■ **WHAT IS ASKED**: Gather all lines in the entries that include the word "Feld".
>> start WORKING DATA
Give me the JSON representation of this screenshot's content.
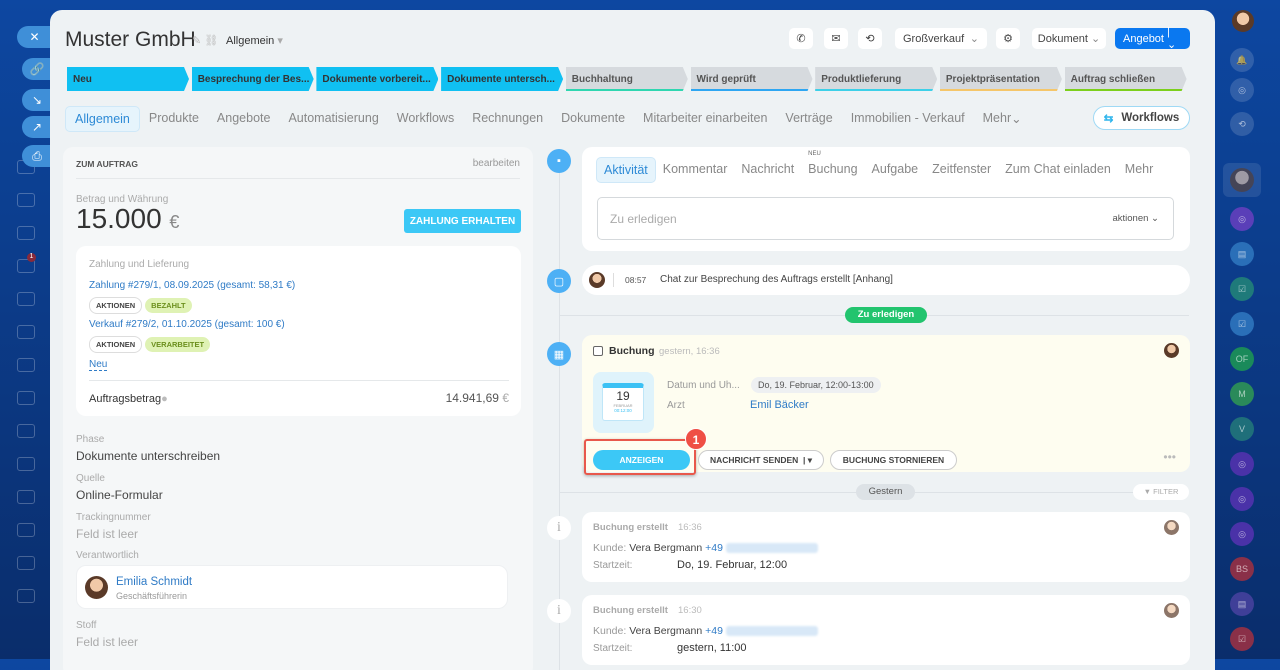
{
  "header": {
    "title": "Muster GmbH",
    "category": "Allgemein",
    "pipeline": "Großverkauf",
    "document_label": "Dokument",
    "offer_label": "Angebot"
  },
  "stages": [
    {
      "label": "Neu",
      "state": "done"
    },
    {
      "label": "Besprechung der Bes...",
      "state": "done"
    },
    {
      "label": "Dokumente vorbereit...",
      "state": "done"
    },
    {
      "label": "Dokumente untersch...",
      "state": "done"
    },
    {
      "label": "Buchhaltung",
      "state": "todo",
      "color": "#2fd6b0"
    },
    {
      "label": "Wird geprüft",
      "state": "todo",
      "color": "#2ea6f2"
    },
    {
      "label": "Produktlieferung",
      "state": "todo",
      "color": "#3dd0e8"
    },
    {
      "label": "Projektpräsentation",
      "state": "todo",
      "color": "#f5c66a"
    },
    {
      "label": "Auftrag schließen",
      "state": "todo",
      "color": "#7ccf1c"
    }
  ],
  "tabs": [
    "Allgemein",
    "Produkte",
    "Angebote",
    "Automatisierung",
    "Workflows",
    "Rechnungen",
    "Dokumente",
    "Mitarbeiter einarbeiten",
    "Verträge",
    "Immobilien - Verkauf",
    "Mehr"
  ],
  "workflows_button": "Workflows",
  "left": {
    "section_title": "ZUM AUFTRAG",
    "edit": "bearbeiten",
    "amount_label": "Betrag und Währung",
    "amount": "15.000",
    "currency": "€",
    "pay_button": "ZAHLUNG ERHALTEN",
    "payment": {
      "title": "Zahlung und Lieferung",
      "items": [
        {
          "link": "Zahlung #279/1, 08.09.2025 (gesamt: 58,31 €)",
          "actions": "AKTIONEN",
          "status": "BEZAHLT"
        },
        {
          "link": "Verkauf #279/2, 01.10.2025 (gesamt: 100 €)",
          "actions": "AKTIONEN",
          "status": "VERARBEITET"
        }
      ],
      "new": "Neu",
      "total_label": "Auftragsbetrag",
      "total": "14.941,69",
      "total_currency": "€"
    },
    "fields": [
      {
        "label": "Phase",
        "value": "Dokumente unterschreiben"
      },
      {
        "label": "Quelle",
        "value": "Online-Formular"
      },
      {
        "label": "Trackingnummer",
        "value": "Feld ist leer"
      }
    ],
    "responsible_label": "Verantwortlich",
    "responsible_name": "Emilia Schmidt",
    "responsible_role": "Geschäftsführerin",
    "stoff_label": "Stoff",
    "stoff_value": "Feld ist leer"
  },
  "activity": {
    "tabs": [
      "Aktivität",
      "Kommentar",
      "Nachricht",
      "Buchung",
      "Aufgabe",
      "Zeitfenster",
      "Zum Chat einladen",
      "Mehr"
    ],
    "new_badge": "NEU",
    "placeholder": "Zu erledigen",
    "actions": "aktionen"
  },
  "timeline": {
    "chat": {
      "time": "08:57",
      "text": "Chat zur Besprechung des Auftrags erstellt [Anhang]"
    },
    "todo_badge": "Zu erledigen",
    "booking": {
      "title": "Buchung",
      "time": "gestern, 16:36",
      "date_label": "Datum und Uh...",
      "date_value": "Do, 19. Februar, 12:00-13:00",
      "doctor_label": "Arzt",
      "doctor": "Emil Bäcker",
      "cal_day": "19",
      "cal_month": "FEBRUAR",
      "cal_time": "00:12:00",
      "show": "ANZEIGEN",
      "send": "NACHRICHT SENDEN",
      "cancel": "BUCHUNG STORNIEREN",
      "step": "1"
    },
    "yesterday": "Gestern",
    "filter": "FILTER",
    "events": [
      {
        "title": "Buchung erstellt",
        "time": "16:36",
        "customer_label": "Kunde:",
        "customer": "Vera Bergmann",
        "phone": "+49",
        "start_label": "Startzeit:",
        "start": "Do, 19. Februar, 12:00"
      },
      {
        "title": "Buchung erstellt",
        "time": "16:30",
        "customer_label": "Kunde:",
        "customer": "Vera Bergmann",
        "phone": "+49",
        "start_label": "Startzeit:",
        "start": "gestern, 11:00"
      }
    ]
  },
  "rightbar": [
    "OF",
    "M",
    "V",
    "BS"
  ],
  "leftbar": {
    "badge": "1"
  }
}
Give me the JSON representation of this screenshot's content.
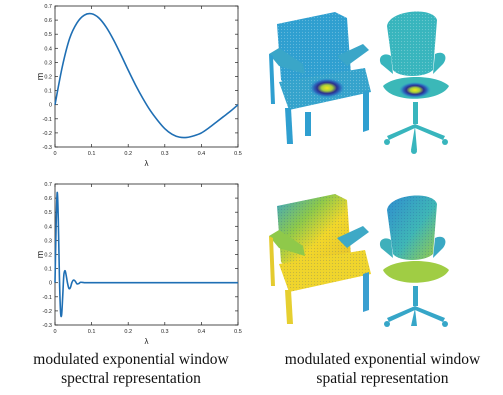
>> end WORKING DATA
■ **REPLY**:
        "value": "Feld ist leer"
    "stoff_value": "Feld ist leer"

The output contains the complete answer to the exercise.